THE EXERCISE:
Go through the listing and write out all of it exactly.

EXERCISE DATA:
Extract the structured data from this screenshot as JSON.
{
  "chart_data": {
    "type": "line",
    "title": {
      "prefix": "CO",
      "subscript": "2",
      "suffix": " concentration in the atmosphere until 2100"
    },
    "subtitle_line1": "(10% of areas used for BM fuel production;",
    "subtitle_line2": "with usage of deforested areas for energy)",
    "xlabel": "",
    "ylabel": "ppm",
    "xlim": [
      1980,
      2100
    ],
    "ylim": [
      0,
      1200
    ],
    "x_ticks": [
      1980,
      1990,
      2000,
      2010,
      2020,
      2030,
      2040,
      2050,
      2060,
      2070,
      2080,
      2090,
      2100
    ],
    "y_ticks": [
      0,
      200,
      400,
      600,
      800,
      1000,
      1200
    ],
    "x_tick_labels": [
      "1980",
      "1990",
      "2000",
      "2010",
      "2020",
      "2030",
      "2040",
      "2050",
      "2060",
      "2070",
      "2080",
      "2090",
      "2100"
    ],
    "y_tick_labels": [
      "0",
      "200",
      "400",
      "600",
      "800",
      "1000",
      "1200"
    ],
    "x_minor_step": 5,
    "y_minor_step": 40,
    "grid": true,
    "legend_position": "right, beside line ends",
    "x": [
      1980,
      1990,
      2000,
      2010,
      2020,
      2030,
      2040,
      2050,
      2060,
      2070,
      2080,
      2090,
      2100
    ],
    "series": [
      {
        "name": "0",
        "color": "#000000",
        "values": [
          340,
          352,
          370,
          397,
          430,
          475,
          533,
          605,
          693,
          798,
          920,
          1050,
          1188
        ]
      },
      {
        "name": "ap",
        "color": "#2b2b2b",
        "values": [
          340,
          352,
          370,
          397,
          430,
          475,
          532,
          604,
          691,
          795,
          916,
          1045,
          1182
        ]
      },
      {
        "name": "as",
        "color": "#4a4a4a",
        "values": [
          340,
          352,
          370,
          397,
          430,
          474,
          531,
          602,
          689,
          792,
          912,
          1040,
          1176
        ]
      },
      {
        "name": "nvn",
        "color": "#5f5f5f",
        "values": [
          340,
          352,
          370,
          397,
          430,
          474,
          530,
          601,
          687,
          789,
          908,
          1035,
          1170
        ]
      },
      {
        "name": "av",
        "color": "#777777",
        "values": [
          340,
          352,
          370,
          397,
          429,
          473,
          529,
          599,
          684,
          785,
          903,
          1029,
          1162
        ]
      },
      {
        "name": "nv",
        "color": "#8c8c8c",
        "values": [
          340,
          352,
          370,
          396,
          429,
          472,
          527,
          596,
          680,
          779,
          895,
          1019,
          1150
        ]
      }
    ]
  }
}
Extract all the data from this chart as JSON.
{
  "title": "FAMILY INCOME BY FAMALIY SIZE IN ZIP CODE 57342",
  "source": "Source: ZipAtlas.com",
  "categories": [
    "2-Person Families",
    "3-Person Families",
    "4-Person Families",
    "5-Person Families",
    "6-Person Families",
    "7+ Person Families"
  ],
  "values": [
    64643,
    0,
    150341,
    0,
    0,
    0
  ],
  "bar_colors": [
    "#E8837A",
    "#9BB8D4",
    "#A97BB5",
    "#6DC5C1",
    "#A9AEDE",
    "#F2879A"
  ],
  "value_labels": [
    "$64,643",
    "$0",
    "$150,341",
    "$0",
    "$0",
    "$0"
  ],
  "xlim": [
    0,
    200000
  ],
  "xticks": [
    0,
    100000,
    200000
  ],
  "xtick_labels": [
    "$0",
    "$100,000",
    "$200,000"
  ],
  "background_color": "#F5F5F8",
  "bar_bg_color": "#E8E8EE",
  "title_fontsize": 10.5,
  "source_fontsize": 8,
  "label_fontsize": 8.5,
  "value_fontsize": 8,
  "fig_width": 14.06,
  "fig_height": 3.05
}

THE RESULT:
Extract the structured data from this screenshot as JSON.
{
  "chart_data": {
    "type": "line",
    "title": {
      "prefix": "CO",
      "subscript": "2",
      "suffix": " concentration in the atmosphere until 2100"
    },
    "subtitle_line1": "(10% of areas used for BM fuel production;",
    "subtitle_line2": "with usage of deforested areas for energy)",
    "xlabel": "",
    "ylabel": "ppm",
    "xlim": [
      1980,
      2100
    ],
    "ylim": [
      0,
      1200
    ],
    "x_ticks": [
      1980,
      1990,
      2000,
      2010,
      2020,
      2030,
      2040,
      2050,
      2060,
      2070,
      2080,
      2090,
      2100
    ],
    "y_ticks": [
      0,
      200,
      400,
      600,
      800,
      1000,
      1200
    ],
    "x_tick_labels": [
      "1980",
      "1990",
      "2000",
      "2010",
      "2020",
      "2030",
      "2040",
      "2050",
      "2060",
      "2070",
      "2080",
      "2090",
      "2100"
    ],
    "y_tick_labels": [
      "0",
      "200",
      "400",
      "600",
      "800",
      "1000",
      "1200"
    ],
    "x_minor_step": 5,
    "y_minor_step": 40,
    "grid": true,
    "legend_position": "right, beside line ends",
    "x": [
      1980,
      1990,
      2000,
      2010,
      2020,
      2030,
      2040,
      2050,
      2060,
      2070,
      2080,
      2090,
      2100
    ],
    "series": [
      {
        "name": "0",
        "color": "#000000",
        "values": [
          340,
          352,
          370,
          397,
          430,
          475,
          533,
          605,
          693,
          798,
          920,
          1050,
          1188
        ]
      },
      {
        "name": "ap",
        "color": "#2b2b2b",
        "values": [
          340,
          352,
          370,
          397,
          430,
          475,
          532,
          604,
          691,
          795,
          916,
          1045,
          1182
        ]
      },
      {
        "name": "as",
        "color": "#4a4a4a",
        "values": [
          340,
          352,
          370,
          397,
          430,
          474,
          531,
          602,
          689,
          792,
          912,
          1040,
          1176
        ]
      },
      {
        "name": "nvn",
        "color": "#5f5f5f",
        "values": [
          340,
          352,
          370,
          397,
          430,
          474,
          530,
          601,
          687,
          789,
          908,
          1035,
          1170
        ]
      },
      {
        "name": "av",
        "color": "#777777",
        "values": [
          340,
          352,
          370,
          397,
          429,
          473,
          529,
          599,
          684,
          785,
          903,
          1029,
          1162
        ]
      },
      {
        "name": "nv",
        "color": "#8c8c8c",
        "values": [
          340,
          352,
          370,
          396,
          429,
          472,
          527,
          596,
          680,
          779,
          895,
          1019,
          1150
        ]
      }
    ]
  }
}
Extract all the data from this chart as JSON.
{
  "title": "FAMILY INCOME BY FAMALIY SIZE IN ZIP CODE 57342",
  "source": "Source: ZipAtlas.com",
  "categories": [
    "2-Person Families",
    "3-Person Families",
    "4-Person Families",
    "5-Person Families",
    "6-Person Families",
    "7+ Person Families"
  ],
  "values": [
    64643,
    0,
    150341,
    0,
    0,
    0
  ],
  "bar_colors": [
    "#E8837A",
    "#9BB8D4",
    "#A97BB5",
    "#6DC5C1",
    "#A9AEDE",
    "#F2879A"
  ],
  "value_labels": [
    "$64,643",
    "$0",
    "$150,341",
    "$0",
    "$0",
    "$0"
  ],
  "xlim": [
    0,
    200000
  ],
  "xticks": [
    0,
    100000,
    200000
  ],
  "xtick_labels": [
    "$0",
    "$100,000",
    "$200,000"
  ],
  "background_color": "#F5F5F8",
  "bar_bg_color": "#E8E8EE",
  "title_fontsize": 10.5,
  "source_fontsize": 8,
  "label_fontsize": 8.5,
  "value_fontsize": 8,
  "fig_width": 14.06,
  "fig_height": 3.05
}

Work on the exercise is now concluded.